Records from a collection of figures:
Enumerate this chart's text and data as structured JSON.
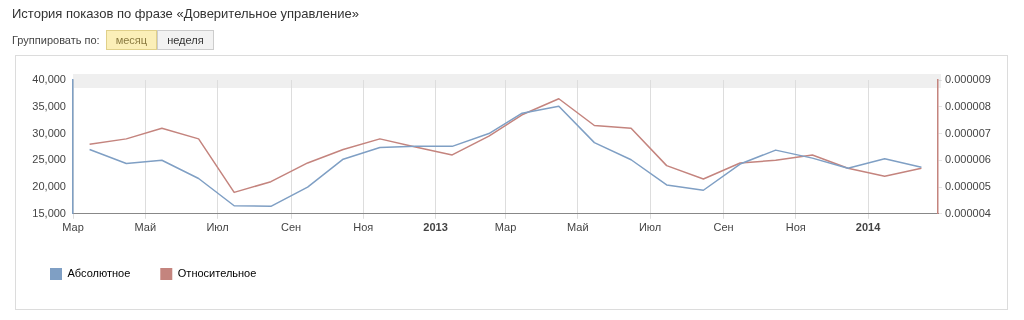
{
  "chart_data": {
    "type": "line",
    "title": "История показов по фразе «Доверительное управление»",
    "annotations": [
      "Группировать по:",
      "месяц",
      "неделя"
    ],
    "x": [
      "2012-03-15",
      "2012-04-15",
      "2012-05-15",
      "2012-06-15",
      "2012-07-15",
      "2012-08-15",
      "2012-09-15",
      "2012-10-15",
      "2012-11-15",
      "2012-12-15",
      "2013-01-15",
      "2013-02-15",
      "2013-03-15",
      "2013-04-15",
      "2013-05-15",
      "2013-06-15",
      "2013-07-15",
      "2013-08-15",
      "2013-09-15",
      "2013-10-15",
      "2013-11-15",
      "2013-12-15",
      "2014-01-15",
      "2014-02-15"
    ],
    "series": [
      {
        "name": "Абсолютное",
        "color": "#7f9fc4",
        "values": [
          27000,
          24400,
          25000,
          21600,
          16500,
          16400,
          20000,
          25200,
          27400,
          27600,
          27600,
          30000,
          33800,
          35100,
          28300,
          25100,
          20400,
          19400,
          24300,
          26900,
          25400,
          23500,
          25300,
          23700
        ]
      },
      {
        "name": "Относительное",
        "color": "#c4847e",
        "axis": "y2",
        "values": [
          6.6e-06,
          6.8e-06,
          7.2e-06,
          6.8e-06,
          4.8e-06,
          5.2e-06,
          5.9e-06,
          6.4e-06,
          6.8e-06,
          6.5e-06,
          6.2e-06,
          6.9e-06,
          7.7e-06,
          8.3e-06,
          7.3e-06,
          7.2e-06,
          5.8e-06,
          5.3e-06,
          5.9e-06,
          6e-06,
          6.2e-06,
          5.7e-06,
          5.4e-06,
          5.7e-06
        ]
      }
    ],
    "xlim": [
      "2012-03-01",
      "2014-03-01"
    ],
    "xticks": [
      {
        "value": "2012-03-01",
        "label": "Мар"
      },
      {
        "value": "2012-05-01",
        "label": "Май"
      },
      {
        "value": "2012-07-01",
        "label": "Июл"
      },
      {
        "value": "2012-09-01",
        "label": "Сен"
      },
      {
        "value": "2012-11-01",
        "label": "Ноя"
      },
      {
        "value": "2013-01-01",
        "label": "2013"
      },
      {
        "value": "2013-03-01",
        "label": "Мар"
      },
      {
        "value": "2013-05-01",
        "label": "Май"
      },
      {
        "value": "2013-07-01",
        "label": "Июл"
      },
      {
        "value": "2013-09-01",
        "label": "Сен"
      },
      {
        "value": "2013-11-01",
        "label": "Ноя"
      },
      {
        "value": "2014-01-01",
        "label": "2014"
      }
    ],
    "ylim": [
      15000,
      40000
    ],
    "yticks": [
      {
        "value": 15000,
        "label": "15,000"
      },
      {
        "value": 20000,
        "label": "20,000"
      },
      {
        "value": 25000,
        "label": "25,000"
      },
      {
        "value": 30000,
        "label": "30,000"
      },
      {
        "value": 35000,
        "label": "35,000"
      },
      {
        "value": 40000,
        "label": "40,000"
      }
    ],
    "y2lim": [
      4e-06,
      9e-06
    ],
    "y2ticks": [
      {
        "value": 4e-06,
        "label": "0.000004"
      },
      {
        "value": 5e-06,
        "label": "0.000005"
      },
      {
        "value": 6e-06,
        "label": "0.000006"
      },
      {
        "value": 7e-06,
        "label": "0.000007"
      },
      {
        "value": 8e-06,
        "label": "0.000008"
      },
      {
        "value": 9e-06,
        "label": "0.000009"
      }
    ],
    "grid": "x",
    "legend": "bottom left",
    "marker": "none",
    "line_style": "solid"
  }
}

Short problem
Show the lines of the records that contain the word "name".

Problem solution
        "name": "Абсолютное",
        "name": "Относительное",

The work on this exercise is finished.